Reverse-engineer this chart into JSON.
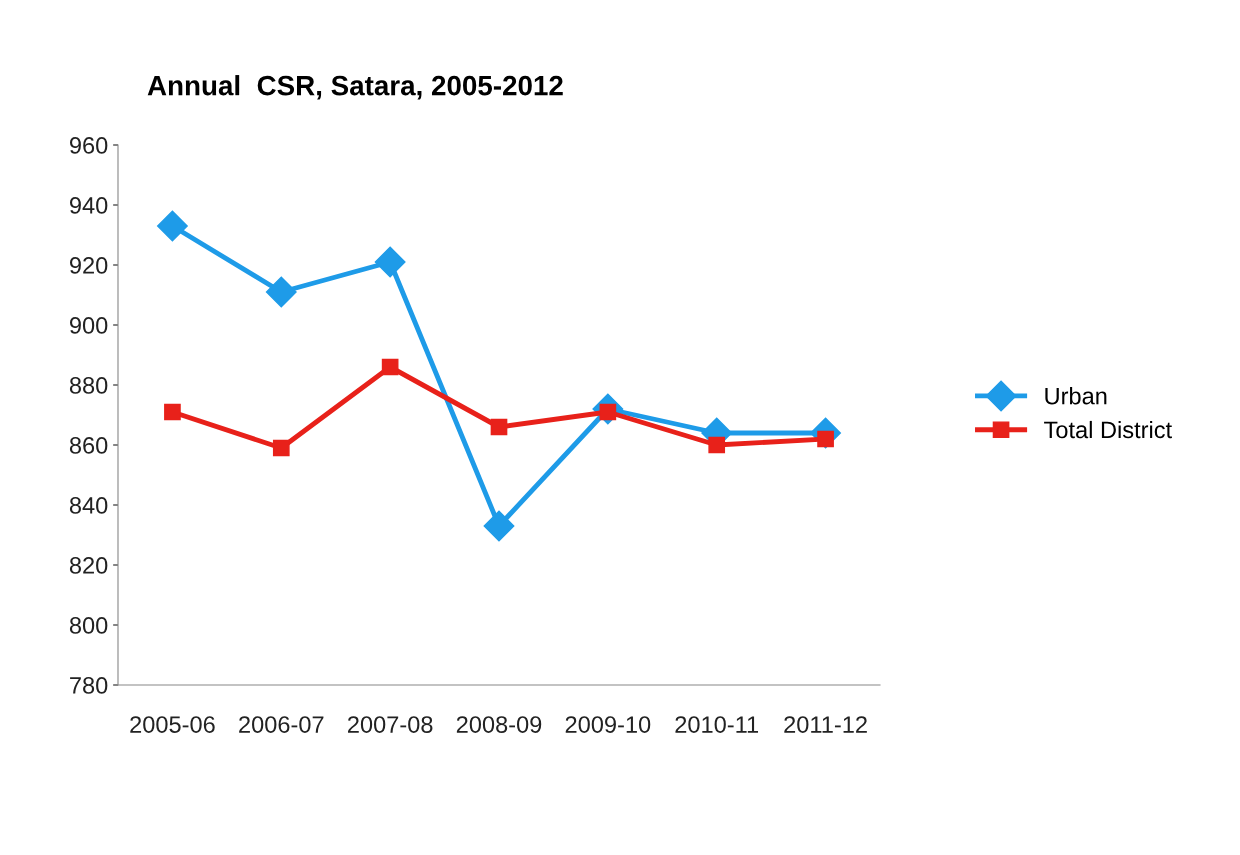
{
  "chart_data": {
    "type": "line",
    "title": "Annual  CSR, Satara, 2005-2012",
    "categories": [
      "2005-06",
      "2006-07",
      "2007-08",
      "2008-09",
      "2009-10",
      "2010-11",
      "2011-12"
    ],
    "series": [
      {
        "name": "Urban",
        "color": "#1e9be8",
        "marker": "diamond",
        "values": [
          933,
          911,
          921,
          833,
          872,
          864,
          864
        ]
      },
      {
        "name": "Total District",
        "color": "#e8211a",
        "marker": "square",
        "values": [
          871,
          859,
          886,
          866,
          871,
          860,
          862
        ]
      }
    ],
    "ylim": [
      780,
      960
    ],
    "yticks": [
      780,
      800,
      820,
      840,
      860,
      880,
      900,
      920,
      940,
      960
    ],
    "grid": false,
    "legend": "right",
    "line_style": "solid"
  }
}
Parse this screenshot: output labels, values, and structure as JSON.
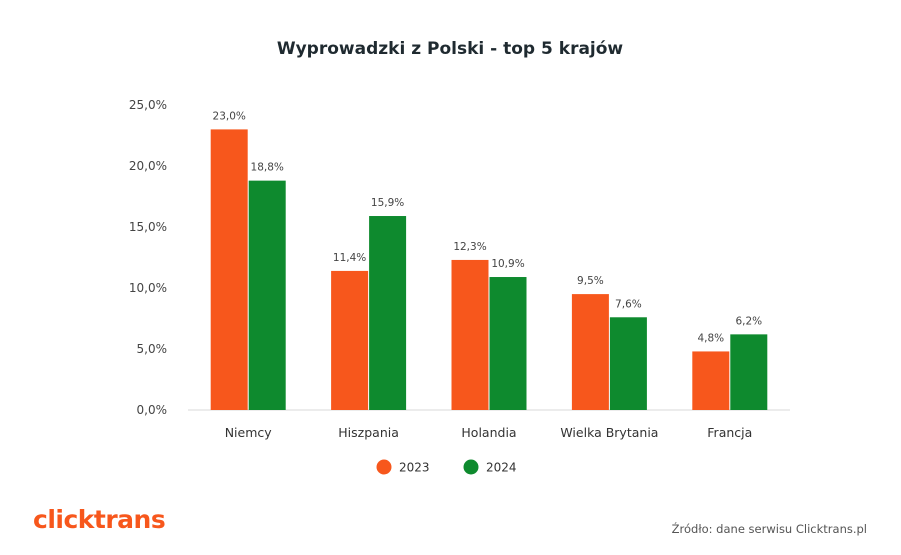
{
  "chart_data": {
    "type": "bar",
    "title": "Wyprowadzki z Polski - top 5 krajów",
    "categories": [
      "Niemcy",
      "Hiszpania",
      "Holandia",
      "Wielka Brytania",
      "Francja"
    ],
    "series": [
      {
        "name": "2023",
        "color": "#f7571c",
        "values": [
          23.0,
          11.4,
          12.3,
          9.5,
          4.8
        ],
        "labels": [
          "23,0%",
          "11,4%",
          "12,3%",
          "9,5%",
          "4,8%"
        ]
      },
      {
        "name": "2024",
        "color": "#0e8a2e",
        "values": [
          18.8,
          15.9,
          10.9,
          7.6,
          6.2
        ],
        "labels": [
          "18,8%",
          "15,9%",
          "10,9%",
          "7,6%",
          "6,2%"
        ]
      }
    ],
    "yticks": [
      0,
      5,
      10,
      15,
      20,
      25
    ],
    "ytick_labels": [
      "0,0%",
      "5,0%",
      "10,0%",
      "15,0%",
      "20,0%",
      "25,0%"
    ],
    "ylim": [
      0,
      25
    ],
    "grid": false,
    "legend_position": "bottom-center",
    "xlabel": "",
    "ylabel": ""
  },
  "footer": {
    "logo_text": "clicktrans",
    "logo_color": "#f7571c",
    "source_text": "Źródło: dane serwisu Clicktrans.pl"
  }
}
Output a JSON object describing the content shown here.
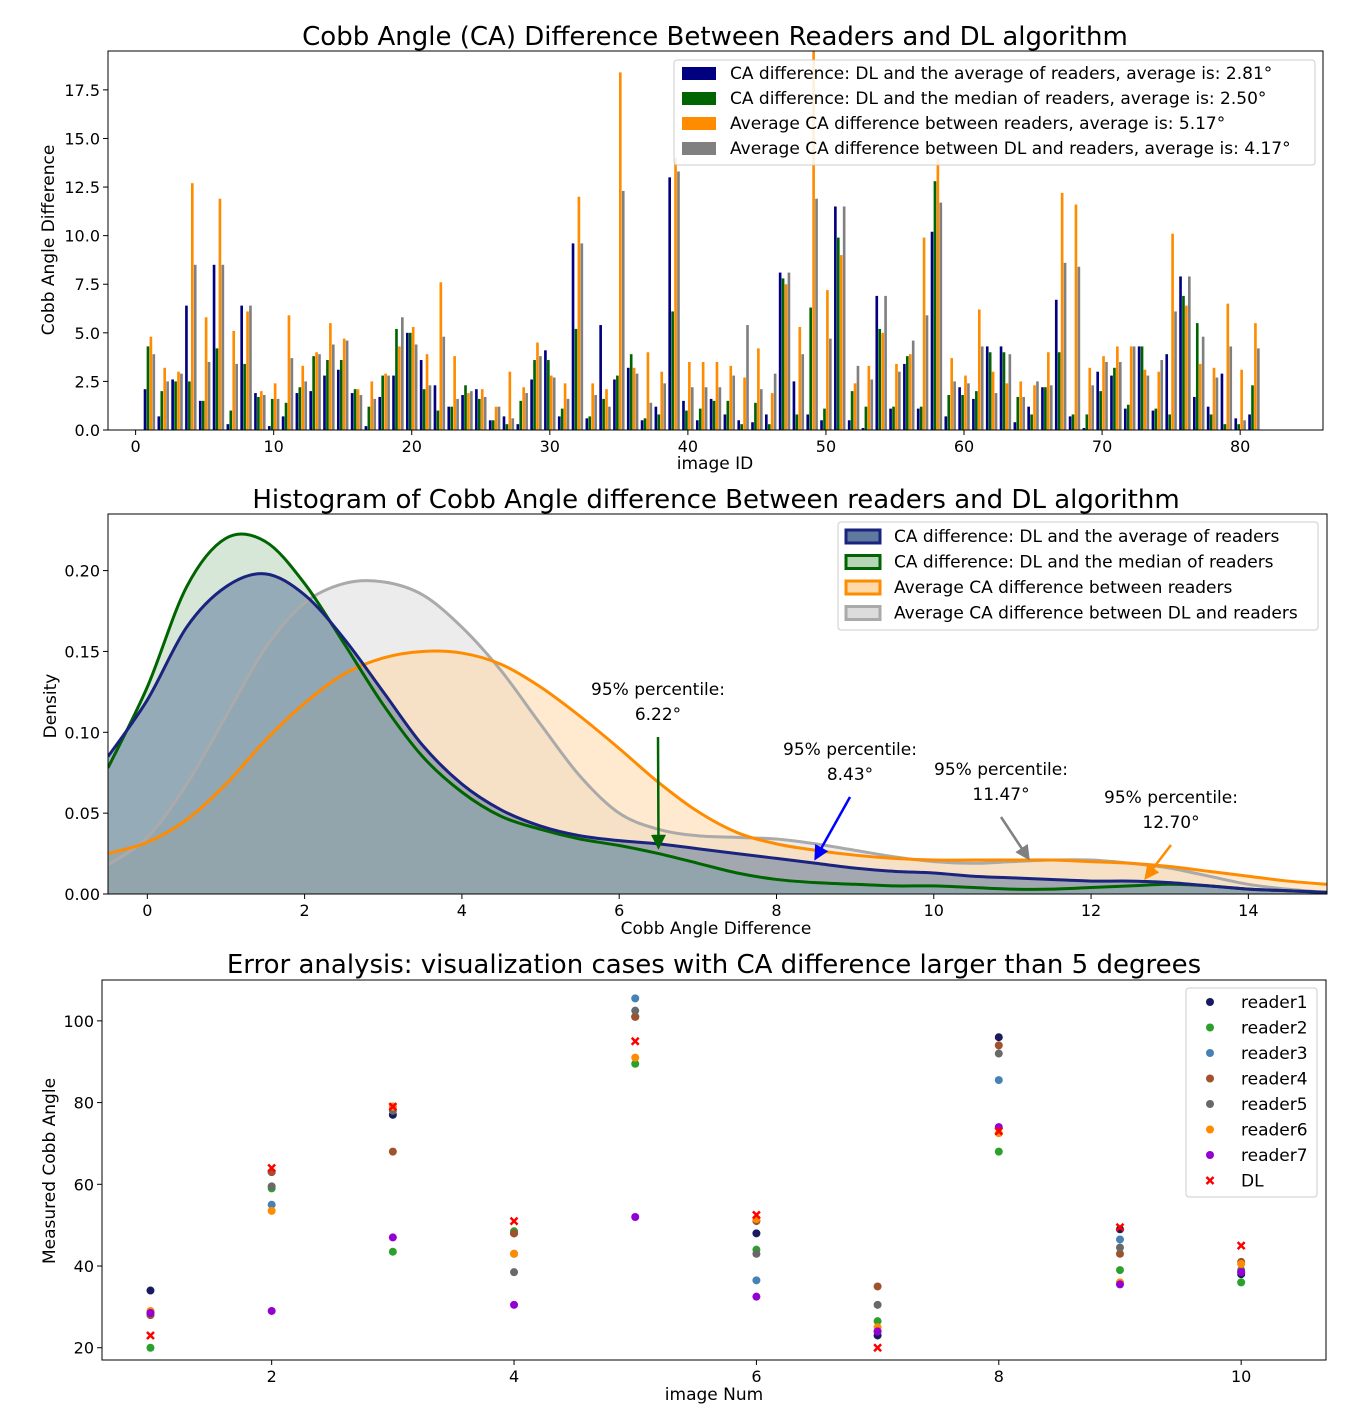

--*--

#### [Prompt]
Do not include the images; transcribe the rest of the listing exactly.

#### [Task solution]
Reverse-engineer this chart into JSON.
{
  "chart_data": {
    "type": "line",
    "title": "Annual  CSR, Satara, 2005-2012",
    "categories": [
      "2005-06",
      "2006-07",
      "2007-08",
      "2008-09",
      "2009-10",
      "2010-11",
      "2011-12"
    ],
    "series": [
      {
        "name": "Urban",
        "color": "#1e9be8",
        "marker": "diamond",
        "values": [
          933,
          911,
          921,
          833,
          872,
          864,
          864
        ]
      },
      {
        "name": "Total District",
        "color": "#e8211a",
        "marker": "square",
        "values": [
          871,
          859,
          886,
          866,
          871,
          860,
          862
        ]
      }
    ],
    "ylim": [
      780,
      960
    ],
    "yticks": [
      780,
      800,
      820,
      840,
      860,
      880,
      900,
      920,
      940,
      960
    ],
    "grid": false,
    "legend": "right",
    "line_style": "solid"
  }
}
Parse this screenshot: output labels, values, and structure as JSON.
{
  "chart_data": {
    "type": "bar",
    "title": "Wyprowadzki z Polski - top 5 krajów",
    "categories": [
      "Niemcy",
      "Hiszpania",
      "Holandia",
      "Wielka Brytania",
      "Francja"
    ],
    "series": [
      {
        "name": "2023",
        "color": "#f7571c",
        "values": [
          23.0,
          11.4,
          12.3,
          9.5,
          4.8
        ],
        "labels": [
          "23,0%",
          "11,4%",
          "12,3%",
          "9,5%",
          "4,8%"
        ]
      },
      {
        "name": "2024",
        "color": "#0e8a2e",
        "values": [
          18.8,
          15.9,
          10.9,
          7.6,
          6.2
        ],
        "labels": [
          "18,8%",
          "15,9%",
          "10,9%",
          "7,6%",
          "6,2%"
        ]
      }
    ],
    "yticks": [
      0,
      5,
      10,
      15,
      20,
      25
    ],
    "ytick_labels": [
      "0,0%",
      "5,0%",
      "10,0%",
      "15,0%",
      "20,0%",
      "25,0%"
    ],
    "ylim": [
      0,
      25
    ],
    "grid": false,
    "legend_position": "bottom-center",
    "xlabel": "",
    "ylabel": ""
  },
  "footer": {
    "logo_text": "clicktrans",
    "logo_color": "#f7571c",
    "source_text": "Źródło: dane serwisu Clicktrans.pl"
  }
}
Output a JSON object describing the content shown here.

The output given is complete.